Copy the entries below exactly. Images do not belong in the copy.

--- Start of Raw records ---

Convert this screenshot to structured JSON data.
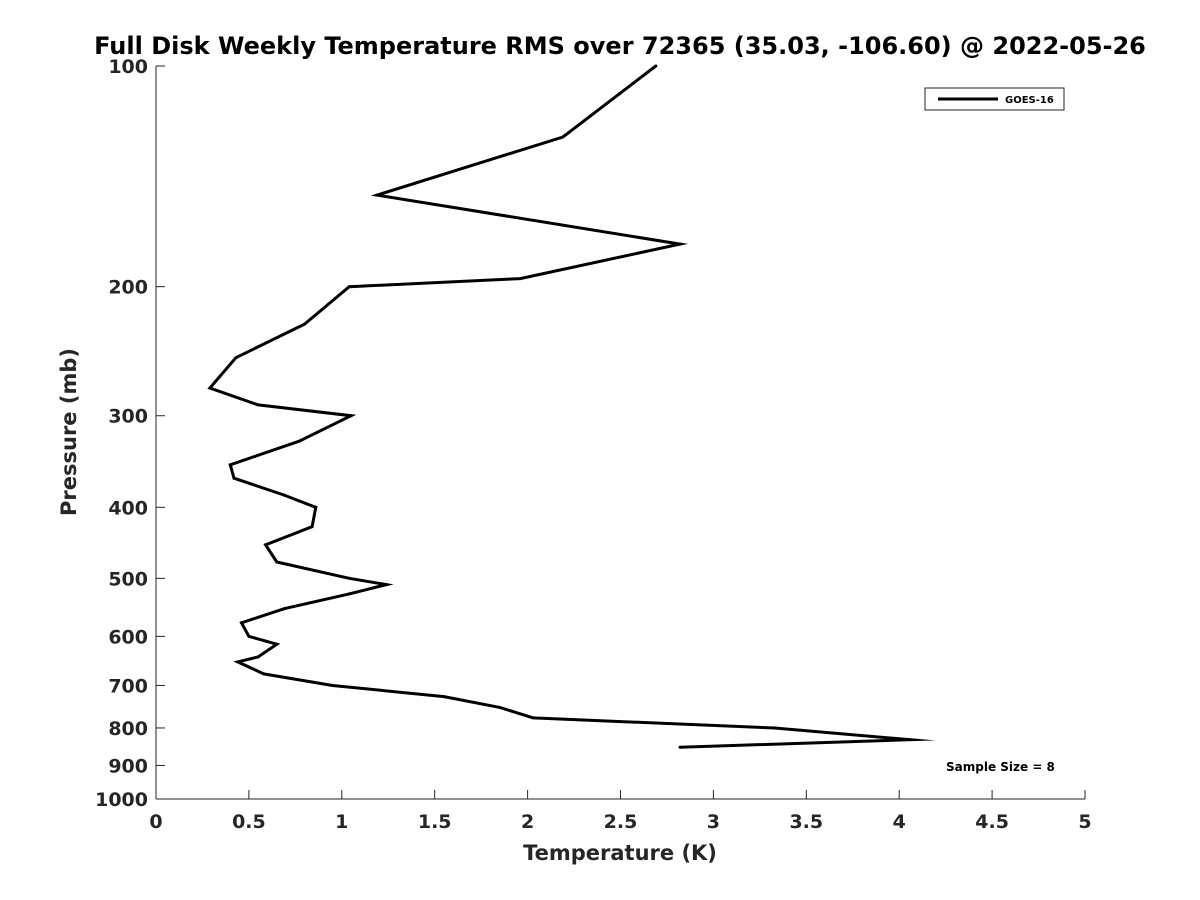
{
  "chart_data": {
    "type": "line",
    "title": "Full Disk Weekly Temperature RMS over 72365 (35.03, -106.60) @ 2022-05-26",
    "xlabel": "Temperature (K)",
    "ylabel": "Pressure (mb)",
    "xlim": [
      0,
      5
    ],
    "ylim": [
      100,
      1000
    ],
    "y_scale": "log",
    "y_reversed": true,
    "x_ticks": [
      "0",
      "0.5",
      "1",
      "1.5",
      "2",
      "2.5",
      "3",
      "3.5",
      "4",
      "4.5",
      "5"
    ],
    "y_ticks": [
      "100",
      "200",
      "300",
      "400",
      "500",
      "600",
      "700",
      "800",
      "900",
      "1000"
    ],
    "grid": false,
    "legend_position": "top-right",
    "annotation": "Sample Size = 8",
    "series": [
      {
        "name": "GOES-16",
        "color": "#000000",
        "points": [
          {
            "p": 100,
            "t": 2.69
          },
          {
            "p": 125,
            "t": 2.19
          },
          {
            "p": 150,
            "t": 1.19
          },
          {
            "p": 175,
            "t": 2.82
          },
          {
            "p": 195,
            "t": 1.96
          },
          {
            "p": 200,
            "t": 1.04
          },
          {
            "p": 225,
            "t": 0.8
          },
          {
            "p": 250,
            "t": 0.43
          },
          {
            "p": 275,
            "t": 0.29
          },
          {
            "p": 290,
            "t": 0.55
          },
          {
            "p": 300,
            "t": 1.05
          },
          {
            "p": 325,
            "t": 0.77
          },
          {
            "p": 350,
            "t": 0.4
          },
          {
            "p": 365,
            "t": 0.42
          },
          {
            "p": 385,
            "t": 0.69
          },
          {
            "p": 400,
            "t": 0.86
          },
          {
            "p": 425,
            "t": 0.84
          },
          {
            "p": 450,
            "t": 0.59
          },
          {
            "p": 475,
            "t": 0.65
          },
          {
            "p": 500,
            "t": 1.04
          },
          {
            "p": 510,
            "t": 1.24
          },
          {
            "p": 525,
            "t": 1.04
          },
          {
            "p": 550,
            "t": 0.69
          },
          {
            "p": 575,
            "t": 0.46
          },
          {
            "p": 600,
            "t": 0.5
          },
          {
            "p": 615,
            "t": 0.65
          },
          {
            "p": 640,
            "t": 0.55
          },
          {
            "p": 650,
            "t": 0.44
          },
          {
            "p": 675,
            "t": 0.58
          },
          {
            "p": 700,
            "t": 0.95
          },
          {
            "p": 725,
            "t": 1.55
          },
          {
            "p": 750,
            "t": 1.85
          },
          {
            "p": 775,
            "t": 2.03
          },
          {
            "p": 800,
            "t": 3.33
          },
          {
            "p": 830,
            "t": 4.06
          },
          {
            "p": 850,
            "t": 2.82
          }
        ]
      }
    ]
  }
}
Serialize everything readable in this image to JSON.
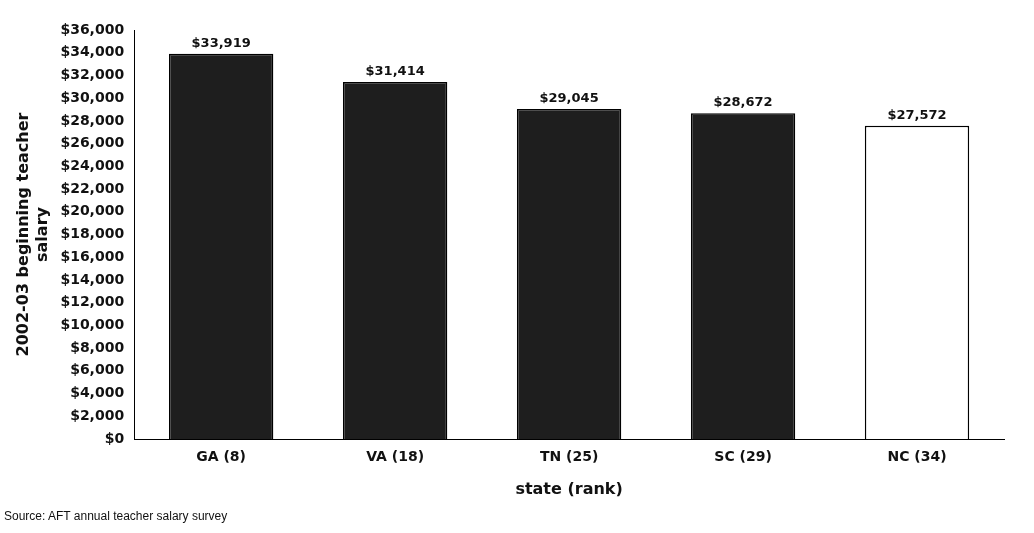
{
  "chart_data": {
    "type": "bar",
    "categories": [
      "GA (8)",
      "VA (18)",
      "TN (25)",
      "SC (29)",
      "NC (34)"
    ],
    "values": [
      33919,
      31414,
      29045,
      28672,
      27572
    ],
    "colors": [
      "#1e1e1e",
      "#1e1e1e",
      "#1e1e1e",
      "#1e1e1e",
      "#ffffff"
    ],
    "value_labels": [
      "$33,919",
      "$31,414",
      "$29,045",
      "$28,672",
      "$27,572"
    ],
    "xlabel": "state (rank)",
    "ylabel": "2002-03 beginning teacher salary",
    "ylim": [
      0,
      36000
    ],
    "yticks": [
      {
        "value": 0,
        "label": "$0"
      },
      {
        "value": 2000,
        "label": "$2,000"
      },
      {
        "value": 4000,
        "label": "$4,000"
      },
      {
        "value": 6000,
        "label": "$6,000"
      },
      {
        "value": 8000,
        "label": "$8,000"
      },
      {
        "value": 10000,
        "label": "$10,000"
      },
      {
        "value": 12000,
        "label": "$12,000"
      },
      {
        "value": 14000,
        "label": "$14,000"
      },
      {
        "value": 16000,
        "label": "$16,000"
      },
      {
        "value": 18000,
        "label": "$18,000"
      },
      {
        "value": 20000,
        "label": "$20,000"
      },
      {
        "value": 22000,
        "label": "$22,000"
      },
      {
        "value": 24000,
        "label": "$24,000"
      },
      {
        "value": 26000,
        "label": "$26,000"
      },
      {
        "value": 28000,
        "label": "$28,000"
      },
      {
        "value": 30000,
        "label": "$30,000"
      },
      {
        "value": 32000,
        "label": "$32,000"
      },
      {
        "value": 34000,
        "label": "$34,000"
      },
      {
        "value": 36000,
        "label": "$36,000"
      }
    ],
    "grid": false,
    "legend": false,
    "annotations": [
      "Source: AFT annual teacher salary survey"
    ]
  }
}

--- End of Raw records ---

**The result:**
Convert this screenshot to structured JSON data.
{
  "chart_data": {
    "type": "line",
    "title": "Full Disk Weekly Temperature RMS over 72365 (35.03, -106.60) @ 2022-05-26",
    "xlabel": "Temperature (K)",
    "ylabel": "Pressure (mb)",
    "xlim": [
      0,
      5
    ],
    "ylim": [
      100,
      1000
    ],
    "y_scale": "log",
    "y_reversed": true,
    "x_ticks": [
      "0",
      "0.5",
      "1",
      "1.5",
      "2",
      "2.5",
      "3",
      "3.5",
      "4",
      "4.5",
      "5"
    ],
    "y_ticks": [
      "100",
      "200",
      "300",
      "400",
      "500",
      "600",
      "700",
      "800",
      "900",
      "1000"
    ],
    "grid": false,
    "legend_position": "top-right",
    "annotation": "Sample Size = 8",
    "series": [
      {
        "name": "GOES-16",
        "color": "#000000",
        "points": [
          {
            "p": 100,
            "t": 2.69
          },
          {
            "p": 125,
            "t": 2.19
          },
          {
            "p": 150,
            "t": 1.19
          },
          {
            "p": 175,
            "t": 2.82
          },
          {
            "p": 195,
            "t": 1.96
          },
          {
            "p": 200,
            "t": 1.04
          },
          {
            "p": 225,
            "t": 0.8
          },
          {
            "p": 250,
            "t": 0.43
          },
          {
            "p": 275,
            "t": 0.29
          },
          {
            "p": 290,
            "t": 0.55
          },
          {
            "p": 300,
            "t": 1.05
          },
          {
            "p": 325,
            "t": 0.77
          },
          {
            "p": 350,
            "t": 0.4
          },
          {
            "p": 365,
            "t": 0.42
          },
          {
            "p": 385,
            "t": 0.69
          },
          {
            "p": 400,
            "t": 0.86
          },
          {
            "p": 425,
            "t": 0.84
          },
          {
            "p": 450,
            "t": 0.59
          },
          {
            "p": 475,
            "t": 0.65
          },
          {
            "p": 500,
            "t": 1.04
          },
          {
            "p": 510,
            "t": 1.24
          },
          {
            "p": 525,
            "t": 1.04
          },
          {
            "p": 550,
            "t": 0.69
          },
          {
            "p": 575,
            "t": 0.46
          },
          {
            "p": 600,
            "t": 0.5
          },
          {
            "p": 615,
            "t": 0.65
          },
          {
            "p": 640,
            "t": 0.55
          },
          {
            "p": 650,
            "t": 0.44
          },
          {
            "p": 675,
            "t": 0.58
          },
          {
            "p": 700,
            "t": 0.95
          },
          {
            "p": 725,
            "t": 1.55
          },
          {
            "p": 750,
            "t": 1.85
          },
          {
            "p": 775,
            "t": 2.03
          },
          {
            "p": 800,
            "t": 3.33
          },
          {
            "p": 830,
            "t": 4.06
          },
          {
            "p": 850,
            "t": 2.82
          }
        ]
      }
    ]
  }
}
Serialize everything readable in this image to JSON.
{
  "chart_data": {
    "type": "bar",
    "categories": [
      "GA (8)",
      "VA (18)",
      "TN (25)",
      "SC (29)",
      "NC (34)"
    ],
    "values": [
      33919,
      31414,
      29045,
      28672,
      27572
    ],
    "colors": [
      "#1e1e1e",
      "#1e1e1e",
      "#1e1e1e",
      "#1e1e1e",
      "#ffffff"
    ],
    "value_labels": [
      "$33,919",
      "$31,414",
      "$29,045",
      "$28,672",
      "$27,572"
    ],
    "xlabel": "state (rank)",
    "ylabel": "2002-03 beginning teacher salary",
    "ylim": [
      0,
      36000
    ],
    "yticks": [
      {
        "value": 0,
        "label": "$0"
      },
      {
        "value": 2000,
        "label": "$2,000"
      },
      {
        "value": 4000,
        "label": "$4,000"
      },
      {
        "value": 6000,
        "label": "$6,000"
      },
      {
        "value": 8000,
        "label": "$8,000"
      },
      {
        "value": 10000,
        "label": "$10,000"
      },
      {
        "value": 12000,
        "label": "$12,000"
      },
      {
        "value": 14000,
        "label": "$14,000"
      },
      {
        "value": 16000,
        "label": "$16,000"
      },
      {
        "value": 18000,
        "label": "$18,000"
      },
      {
        "value": 20000,
        "label": "$20,000"
      },
      {
        "value": 22000,
        "label": "$22,000"
      },
      {
        "value": 24000,
        "label": "$24,000"
      },
      {
        "value": 26000,
        "label": "$26,000"
      },
      {
        "value": 28000,
        "label": "$28,000"
      },
      {
        "value": 30000,
        "label": "$30,000"
      },
      {
        "value": 32000,
        "label": "$32,000"
      },
      {
        "value": 34000,
        "label": "$34,000"
      },
      {
        "value": 36000,
        "label": "$36,000"
      }
    ],
    "grid": false,
    "legend": false,
    "annotations": [
      "Source: AFT annual teacher salary survey"
    ]
  }
}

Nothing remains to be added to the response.